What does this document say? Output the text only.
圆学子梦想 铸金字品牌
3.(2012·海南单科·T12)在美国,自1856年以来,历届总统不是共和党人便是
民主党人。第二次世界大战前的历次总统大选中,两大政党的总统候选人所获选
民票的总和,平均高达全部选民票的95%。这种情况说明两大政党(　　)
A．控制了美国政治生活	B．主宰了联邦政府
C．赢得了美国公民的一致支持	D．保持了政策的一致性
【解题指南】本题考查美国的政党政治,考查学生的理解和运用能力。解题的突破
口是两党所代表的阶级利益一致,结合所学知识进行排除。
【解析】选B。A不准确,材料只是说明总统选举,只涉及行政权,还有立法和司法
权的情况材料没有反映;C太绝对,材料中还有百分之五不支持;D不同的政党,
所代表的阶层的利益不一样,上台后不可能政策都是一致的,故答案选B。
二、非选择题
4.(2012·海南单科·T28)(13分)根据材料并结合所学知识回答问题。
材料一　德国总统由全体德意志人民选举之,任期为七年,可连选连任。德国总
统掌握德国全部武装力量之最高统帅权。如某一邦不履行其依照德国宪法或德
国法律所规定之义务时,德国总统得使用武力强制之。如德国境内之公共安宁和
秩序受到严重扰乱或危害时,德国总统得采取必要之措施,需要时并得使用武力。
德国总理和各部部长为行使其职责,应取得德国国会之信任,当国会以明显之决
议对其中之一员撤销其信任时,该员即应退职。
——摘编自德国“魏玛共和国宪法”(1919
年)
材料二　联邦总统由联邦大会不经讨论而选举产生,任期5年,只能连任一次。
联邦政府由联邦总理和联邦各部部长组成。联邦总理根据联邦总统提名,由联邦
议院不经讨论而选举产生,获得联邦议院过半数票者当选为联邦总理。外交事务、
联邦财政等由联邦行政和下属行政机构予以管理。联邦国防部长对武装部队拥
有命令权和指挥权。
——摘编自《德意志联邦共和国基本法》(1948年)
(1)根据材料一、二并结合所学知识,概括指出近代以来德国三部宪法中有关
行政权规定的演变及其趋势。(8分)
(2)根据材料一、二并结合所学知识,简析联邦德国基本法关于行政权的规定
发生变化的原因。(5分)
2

__Required task__. Above are some records; extract every one of them exactly.

__Response to the task__.
What does this document say? Output the text only.
圆学子梦想 铸金字品牌
3.(2012·海南单科·T12)在美国,自1856年以来,历届总统不是共和党人便是
民主党人。第二次世界大战前的历次总统大选中,两大政党的总统候选人所获选
民票的总和,平均高达全部选民票的95%。这种情况说明两大政党(　　)
A．控制了美国政治生活	B．主宰了联邦政府
C．赢得了美国公民的一致支持	D．保持了政策的一致性
【解题指南】本题考查美国的政党政治,考查学生的理解和运用能力。解题的突破
口是两党所代表的阶级利益一致,结合所学知识进行排除。
【解析】选B。A不准确,材料只是说明总统选举,只涉及行政权,还有立法和司法
权的情况材料没有反映;C太绝对,材料中还有百分之五不支持;D不同的政党,
所代表的阶层的利益不一样,上台后不可能政策都是一致的,故答案选B。
二、非选择题
4.(2012·海南单科·T28)(13分)根据材料并结合所学知识回答问题。
材料一　德国总统由全体德意志人民选举之,任期为七年,可连选连任。德国总
统掌握德国全部武装力量之最高统帅权。如某一邦不履行其依照德国宪法或德
国法律所规定之义务时,德国总统得使用武力强制之。如德国境内之公共安宁和
秩序受到严重扰乱或危害时,德国总统得采取必要之措施,需要时并得使用武力。
德国总理和各部部长为行使其职责,应取得德国国会之信任,当国会以明显之决
议对其中之一员撤销其信任时,该员即应退职。
——摘编自德国“魏玛共和国宪法”(1919
年)
材料二　联邦总统由联邦大会不经讨论而选举产生,任期5年,只能连任一次。
联邦政府由联邦总理和联邦各部部长组成。联邦总理根据联邦总统提名,由联邦
议院不经讨论而选举产生,获得联邦议院过半数票者当选为联邦总理。外交事务、
联邦财政等由联邦行政和下属行政机构予以管理。联邦国防部长对武装部队拥
有命令权和指挥权。
——摘编自《德意志联邦共和国基本法》(1948年)
(1)根据材料一、二并结合所学知识,概括指出近代以来德国三部宪法中有关
行政权规定的演变及其趋势。(8分)
(2)根据材料一、二并结合所学知识,简析联邦德国基本法关于行政权的规定
发生变化的原因。(5分)
2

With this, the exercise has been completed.